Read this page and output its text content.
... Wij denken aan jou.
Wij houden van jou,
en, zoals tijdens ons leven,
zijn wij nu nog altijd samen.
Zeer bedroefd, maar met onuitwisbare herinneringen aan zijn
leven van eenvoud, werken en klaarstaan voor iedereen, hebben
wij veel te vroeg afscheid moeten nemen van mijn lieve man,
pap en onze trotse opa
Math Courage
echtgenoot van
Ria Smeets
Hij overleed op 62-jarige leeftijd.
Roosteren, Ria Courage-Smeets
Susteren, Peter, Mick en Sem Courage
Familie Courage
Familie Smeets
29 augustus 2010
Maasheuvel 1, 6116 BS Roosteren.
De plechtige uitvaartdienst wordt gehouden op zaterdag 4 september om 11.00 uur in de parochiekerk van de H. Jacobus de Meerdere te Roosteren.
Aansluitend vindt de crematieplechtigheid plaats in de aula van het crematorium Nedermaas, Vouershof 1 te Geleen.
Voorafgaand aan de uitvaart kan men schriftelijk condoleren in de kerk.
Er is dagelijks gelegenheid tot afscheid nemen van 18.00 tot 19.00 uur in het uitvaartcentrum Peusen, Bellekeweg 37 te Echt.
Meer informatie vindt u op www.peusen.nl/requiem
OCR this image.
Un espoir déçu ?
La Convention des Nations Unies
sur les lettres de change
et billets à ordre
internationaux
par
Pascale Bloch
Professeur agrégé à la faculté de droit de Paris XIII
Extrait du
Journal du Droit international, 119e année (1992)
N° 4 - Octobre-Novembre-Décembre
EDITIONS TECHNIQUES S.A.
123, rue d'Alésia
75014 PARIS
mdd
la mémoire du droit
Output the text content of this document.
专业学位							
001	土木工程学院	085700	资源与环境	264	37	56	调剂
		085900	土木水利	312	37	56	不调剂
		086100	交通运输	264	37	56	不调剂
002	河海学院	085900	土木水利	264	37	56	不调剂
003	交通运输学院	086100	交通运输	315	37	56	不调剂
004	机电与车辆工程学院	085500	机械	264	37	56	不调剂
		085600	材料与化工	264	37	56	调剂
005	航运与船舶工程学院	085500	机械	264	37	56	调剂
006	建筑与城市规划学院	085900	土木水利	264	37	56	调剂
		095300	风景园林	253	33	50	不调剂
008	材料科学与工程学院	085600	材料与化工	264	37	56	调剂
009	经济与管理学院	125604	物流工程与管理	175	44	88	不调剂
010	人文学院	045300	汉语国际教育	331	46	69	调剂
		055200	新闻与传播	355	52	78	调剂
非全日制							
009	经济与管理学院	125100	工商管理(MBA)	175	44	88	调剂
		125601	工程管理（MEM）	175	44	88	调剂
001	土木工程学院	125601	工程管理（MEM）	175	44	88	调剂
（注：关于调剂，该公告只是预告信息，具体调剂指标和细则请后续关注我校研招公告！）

• **Objective**:
Extract the full listing above without altering anything.

• **Solution to the exercise**:
Read this page and output its text content.
... Wij denken aan jou.
Wij houden van jou,
en, zoals tijdens ons leven,
zijn wij nu nog altijd samen.
Zeer bedroefd, maar met onuitwisbare herinneringen aan zijn
leven van eenvoud, werken en klaarstaan voor iedereen, hebben
wij veel te vroeg afscheid moeten nemen van mijn lieve man,
pap en onze trotse opa
Math Courage
echtgenoot van
Ria Smeets
Hij overleed op 62-jarige leeftijd.
Roosteren, Ria Courage-Smeets
Susteren, Peter, Mick en Sem Courage
Familie Courage
Familie Smeets
29 augustus 2010
Maasheuvel 1, 6116 BS Roosteren.
De plechtige uitvaartdienst wordt gehouden op zaterdag 4 september om 11.00 uur in de parochiekerk van de H. Jacobus de Meerdere te Roosteren.
Aansluitend vindt de crematieplechtigheid plaats in de aula van het crematorium Nedermaas, Vouershof 1 te Geleen.
Voorafgaand aan de uitvaart kan men schriftelijk condoleren in de kerk.
Er is dagelijks gelegenheid tot afscheid nemen van 18.00 tot 19.00 uur in het uitvaartcentrum Peusen, Bellekeweg 37 te Echt.
Meer informatie vindt u op www.peusen.nl/requiem
OCR this image.
Un espoir déçu ?
La Convention des Nations Unies
sur les lettres de change
et billets à ordre
internationaux
par
Pascale Bloch
Professeur agrégé à la faculté de droit de Paris XIII
Extrait du
Journal du Droit international, 119e année (1992)
N° 4 - Octobre-Novembre-Décembre
EDITIONS TECHNIQUES S.A.
123, rue d'Alésia
75014 PARIS
mdd
la mémoire du droit
Output the text content of this document.
专业学位							
001	土木工程学院	085700	资源与环境	264	37	56	调剂
		085900	土木水利	312	37	56	不调剂
		086100	交通运输	264	37	56	不调剂
002	河海学院	085900	土木水利	264	37	56	不调剂
003	交通运输学院	086100	交通运输	315	37	56	不调剂
004	机电与车辆工程学院	085500	机械	264	37	56	不调剂
		085600	材料与化工	264	37	56	调剂
005	航运与船舶工程学院	085500	机械	264	37	56	调剂
006	建筑与城市规划学院	085900	土木水利	264	37	56	调剂
		095300	风景园林	253	33	50	不调剂
008	材料科学与工程学院	085600	材料与化工	264	37	56	调剂
009	经济与管理学院	125604	物流工程与管理	175	44	88	不调剂
010	人文学院	045300	汉语国际教育	331	46	69	调剂
		055200	新闻与传播	355	52	78	调剂
非全日制							
009	经济与管理学院	125100	工商管理(MBA)	175	44	88	调剂
		125601	工程管理（MEM）	175	44	88	调剂
001	土木工程学院	125601	工程管理（MEM）	175	44	88	调剂
（注：关于调剂，该公告只是预告信息，具体调剂指标和细则请后续关注我校研招公告！）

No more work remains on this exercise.